Task
Identify all lines of the data containing the string "Kategori" and copy them.

Stored items from a collection:
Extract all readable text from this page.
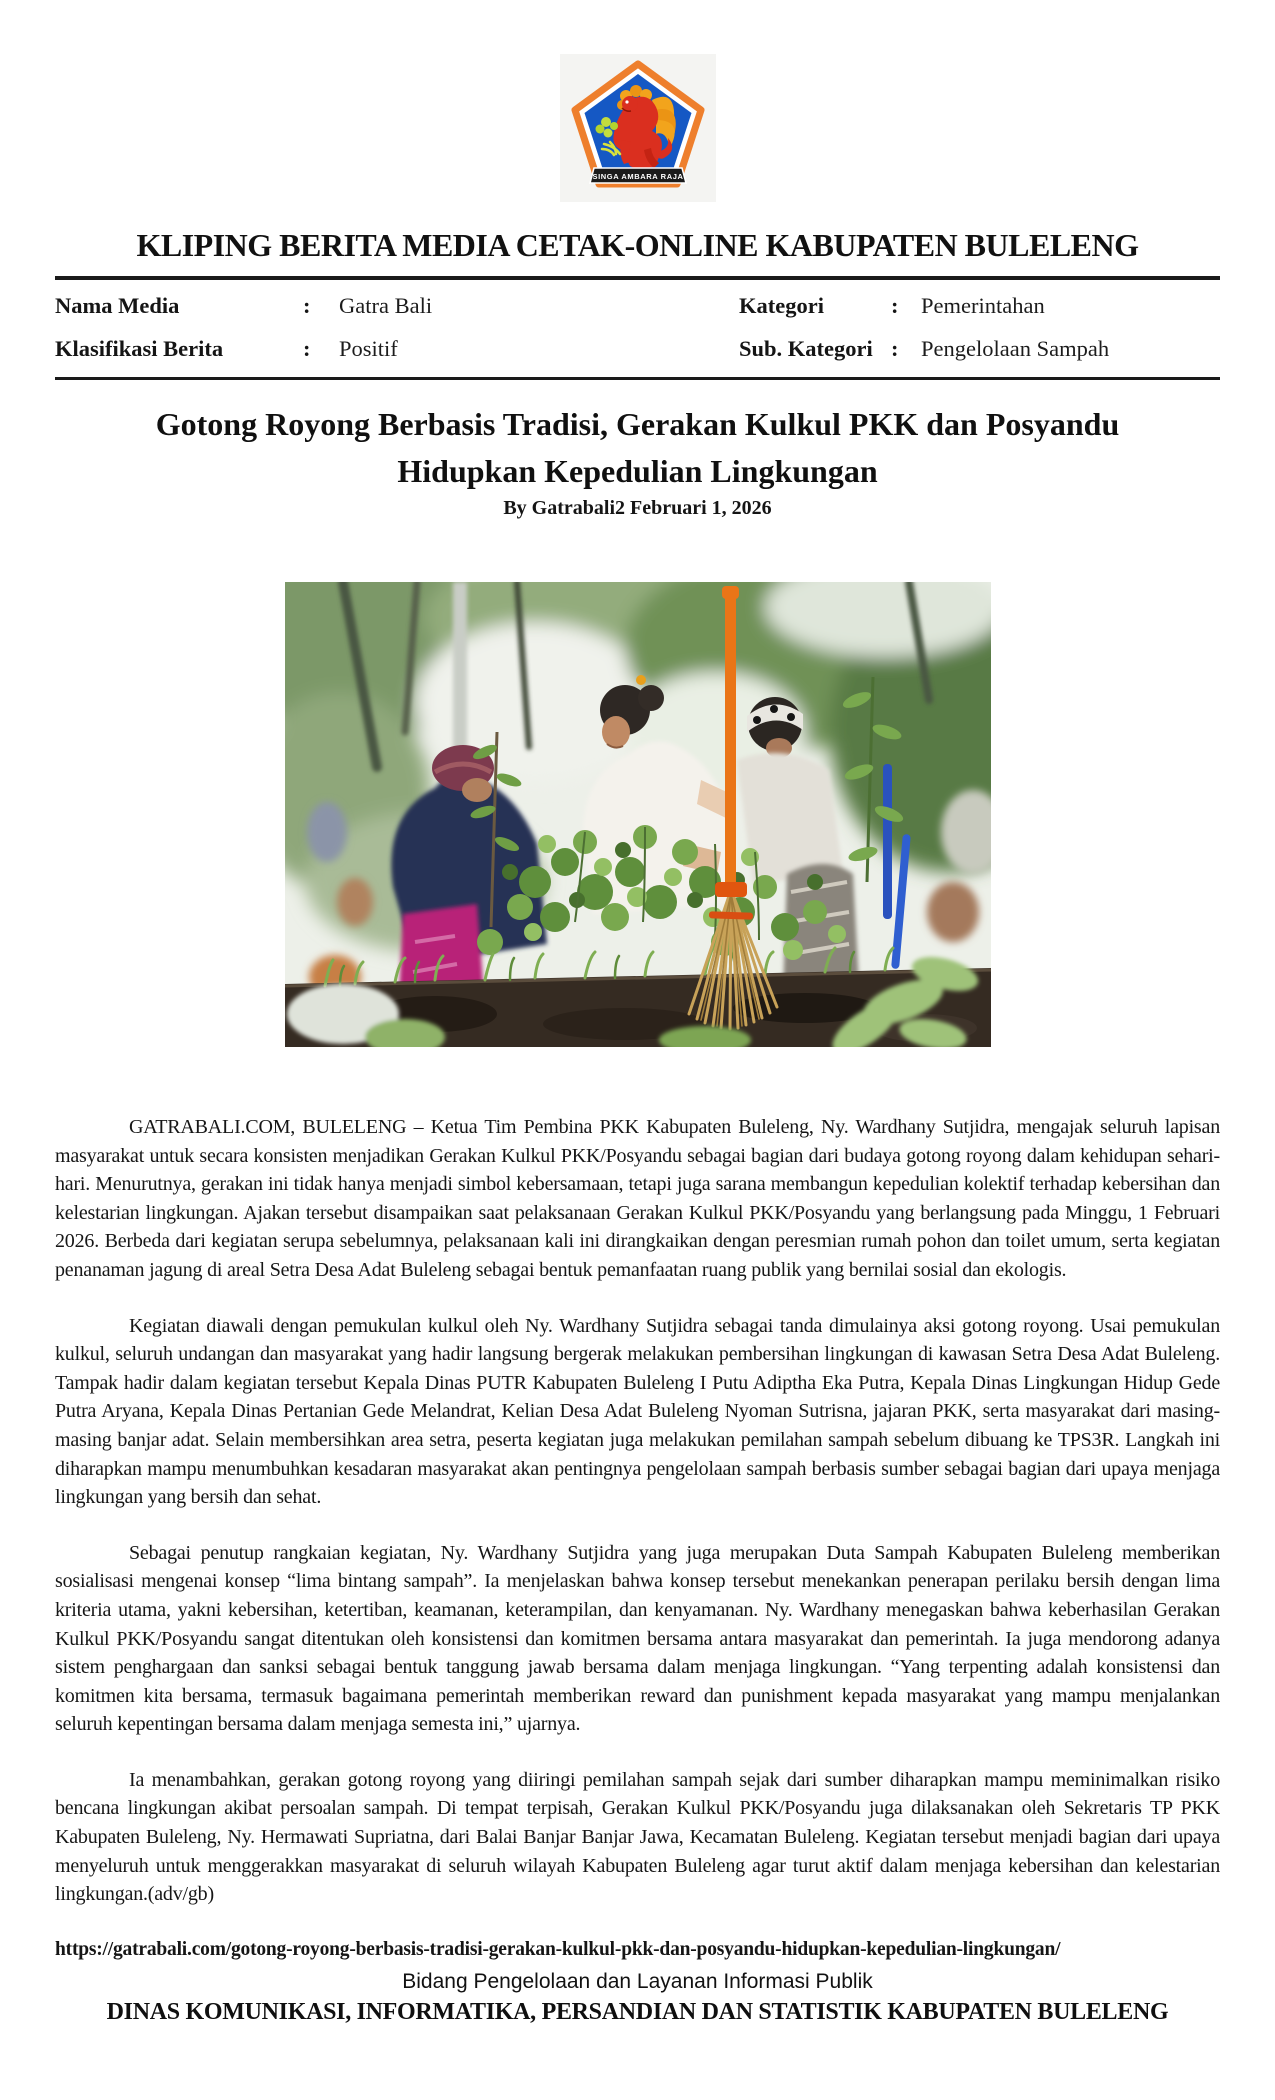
SINGA AMBARA RAJA
KLIPING BERITA MEDIA CETAK-ONLINE KABUPATEN BULELENG
Nama Media	:	Gatra Bali	Kategori	:	Pemerintahan
Klasifikasi Berita	:	Positif	Sub. Kategori :	Pengelolaan Sampah
Gotong Royong Berbasis Tradisi, Gerakan Kulkul PKK dan Posyandu
Hidupkan Kepedulian Lingkungan
By Gatrabali2 Februari 1, 2026

GATRABALI.COM, BULELENG – Ketua Tim Pembina PKK Kabupaten Buleleng, Ny. Wardhany Sutjidra, mengajak seluruh lapisan masyarakat untuk secara konsisten menjadikan Gerakan Kulkul PKK/Posyandu sebagai bagian dari budaya gotong royong dalam kehidupan sehari-hari. Menurutnya, gerakan ini tidak hanya menjadi simbol kebersamaan, tetapi juga sarana membangun kepedulian kolektif terhadap kebersihan dan kelestarian lingkungan. Ajakan tersebut disampaikan saat pelaksanaan Gerakan Kulkul PKK/Posyandu yang berlangsung pada Minggu, 1 Februari 2026. Berbeda dari kegiatan serupa sebelumnya, pelaksanaan kali ini dirangkaikan dengan peresmian rumah pohon dan toilet umum, serta kegiatan penanaman jagung di areal Setra Desa Adat Buleleng sebagai bentuk pemanfaatan ruang publik yang bernilai sosial dan ekologis.

Kegiatan diawali dengan pemukulan kulkul oleh Ny. Wardhany Sutjidra sebagai tanda dimulainya aksi gotong royong. Usai pemukulan kulkul, seluruh undangan dan masyarakat yang hadir langsung bergerak melakukan pembersihan lingkungan di kawasan Setra Desa Adat Buleleng. Tampak hadir dalam kegiatan tersebut Kepala Dinas PUTR Kabupaten Buleleng I Putu Adiptha Eka Putra, Kepala Dinas Lingkungan Hidup Gede Putra Aryana, Kepala Dinas Pertanian Gede Melandrat, Kelian Desa Adat Buleleng Nyoman Sutrisna, jajaran PKK, serta masyarakat dari masing-masing banjar adat. Selain membersihkan area setra, peserta kegiatan juga melakukan pemilahan sampah sebelum dibuang ke TPS3R. Langkah ini diharapkan mampu menumbuhkan kesadaran masyarakat akan pentingnya pengelolaan sampah berbasis sumber sebagai bagian dari upaya menjaga lingkungan yang bersih dan sehat.

Sebagai penutup rangkaian kegiatan, Ny. Wardhany Sutjidra yang juga merupakan Duta Sampah Kabupaten Buleleng memberikan sosialisasi mengenai konsep “lima bintang sampah”. Ia menjelaskan bahwa konsep tersebut menekankan penerapan perilaku bersih dengan lima kriteria utama, yakni kebersihan, ketertiban, keamanan, keterampilan, dan kenyamanan. Ny. Wardhany menegaskan bahwa keberhasilan Gerakan Kulkul PKK/Posyandu sangat ditentukan oleh konsistensi dan komitmen bersama antara masyarakat dan pemerintah. Ia juga mendorong adanya sistem penghargaan dan sanksi sebagai bentuk tanggung jawab bersama dalam menjaga lingkungan. “Yang terpenting adalah konsistensi dan komitmen kita bersama, termasuk bagaimana pemerintah memberikan reward dan punishment kepada masyarakat yang mampu menjalankan seluruh kepentingan bersama dalam menjaga semesta ini,” ujarnya.

Ia menambahkan, gerakan gotong royong yang diiringi pemilahan sampah sejak dari sumber diharapkan mampu meminimalkan risiko bencana lingkungan akibat persoalan sampah. Di tempat terpisah, Gerakan Kulkul PKK/Posyandu juga dilaksanakan oleh Sekretaris TP PKK Kabupaten Buleleng, Ny. Hermawati Supriatna, dari Balai Banjar Banjar Jawa, Kecamatan Buleleng. Kegiatan tersebut menjadi bagian dari upaya menyeluruh untuk menggerakkan masyarakat di seluruh wilayah Kabupaten Buleleng agar turut aktif dalam menjaga kebersihan dan kelestarian lingkungan.(adv/gb)

https://gatrabali.com/gotong-royong-berbasis-tradisi-gerakan-kulkul-pkk-dan-posyandu-hidupkan-kepedulian-lingkungan/
Bidang Pengelolaan dan Layanan Informasi Publik
DINAS KOMUNIKASI, INFORMATIKA, PERSANDIAN DAN STATISTIK KABUPATEN BULELENG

Correct answer
Nama Media	:	Gatra Bali	Kategori	:	Pemerintahan
Klasifikasi Berita	:	Positif	Sub. Kategori :	Pengelolaan Sampah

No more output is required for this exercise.